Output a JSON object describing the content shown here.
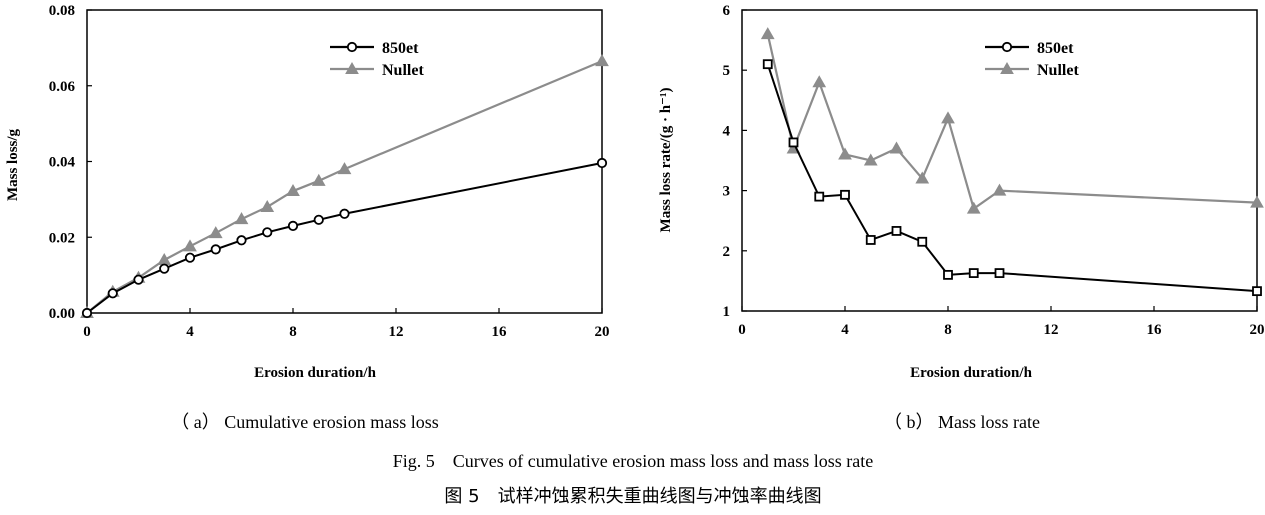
{
  "chart_data": [
    {
      "type": "line",
      "title": "",
      "subcaption": "（ a） Cumulative erosion mass loss",
      "xlabel": "Erosion duration/h",
      "ylabel": "Mass loss/g",
      "xlim": [
        0,
        20
      ],
      "ylim": [
        0,
        0.08
      ],
      "xticks": [
        0,
        4,
        8,
        12,
        16,
        20
      ],
      "yticks": [
        0.0,
        0.02,
        0.04,
        0.06,
        0.08
      ],
      "ytick_labels": [
        "0.00",
        "0.02",
        "0.04",
        "0.06",
        "0.08"
      ],
      "legend_position": "top-center",
      "grid": false,
      "series": [
        {
          "name": "850et",
          "marker": "circle",
          "color": "#000000",
          "x": [
            0,
            1,
            2,
            3,
            4,
            5,
            6,
            7,
            8,
            9,
            10,
            20
          ],
          "y": [
            0.0,
            0.0052,
            0.0088,
            0.0117,
            0.0146,
            0.0168,
            0.0192,
            0.0213,
            0.023,
            0.0246,
            0.0262,
            0.0396
          ]
        },
        {
          "name": "Nullet",
          "marker": "triangle",
          "color": "#8c8c8c",
          "x": [
            0,
            1,
            2,
            3,
            4,
            5,
            6,
            7,
            8,
            9,
            10,
            20
          ],
          "y": [
            0.0,
            0.0056,
            0.0093,
            0.014,
            0.0176,
            0.0211,
            0.0248,
            0.028,
            0.0322,
            0.0349,
            0.038,
            0.0665
          ]
        }
      ]
    },
    {
      "type": "line",
      "title": "",
      "subcaption": "（ b） Mass loss rate",
      "xlabel": "Erosion duration/h",
      "ylabel": "Mass loss rate/(g · h⁻¹)",
      "xlim": [
        0,
        20
      ],
      "ylim": [
        1,
        6
      ],
      "xticks": [
        0,
        4,
        8,
        12,
        16,
        20
      ],
      "yticks": [
        1,
        2,
        3,
        4,
        5,
        6
      ],
      "ytick_labels": [
        "1",
        "2",
        "3",
        "4",
        "5",
        "6"
      ],
      "legend_position": "top-center",
      "grid": false,
      "series": [
        {
          "name": "850et",
          "marker": "square",
          "legend_marker": "circle",
          "color": "#000000",
          "x": [
            1,
            2,
            3,
            4,
            5,
            6,
            7,
            8,
            9,
            10,
            20
          ],
          "y": [
            5.1,
            3.8,
            2.9,
            2.93,
            2.18,
            2.33,
            2.15,
            1.6,
            1.63,
            1.63,
            1.33
          ]
        },
        {
          "name": "Nullet",
          "marker": "triangle",
          "color": "#8c8c8c",
          "x": [
            1,
            2,
            3,
            4,
            5,
            6,
            7,
            8,
            9,
            10,
            20
          ],
          "y": [
            5.6,
            3.7,
            4.8,
            3.6,
            3.5,
            3.7,
            3.2,
            4.2,
            2.7,
            3.0,
            2.8
          ]
        }
      ]
    }
  ],
  "caption_en": "Fig. 5　Curves of cumulative erosion mass loss and mass loss rate",
  "caption_zh": "图 5　试样冲蚀累积失重曲线图与冲蚀率曲线图"
}
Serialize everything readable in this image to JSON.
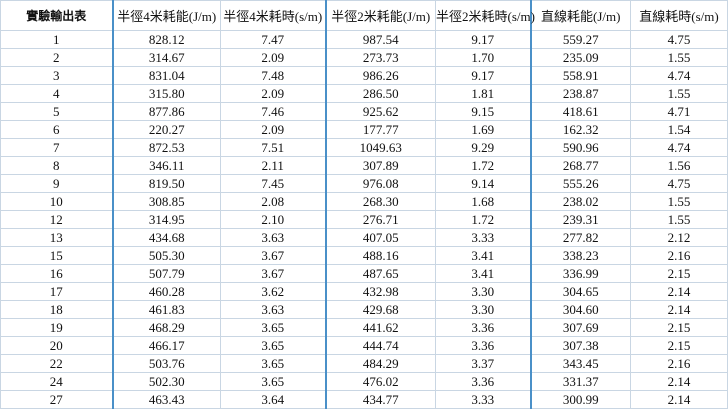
★ ★ ★ ★ ★ ★ ★
▸ **EXERCISE DESCRIPTION**
List every line above containing the word "JSON".

▸ **RESPONSE**
Output a JSON object describing the content shown here.
Serialize everything readable in this image to JSON.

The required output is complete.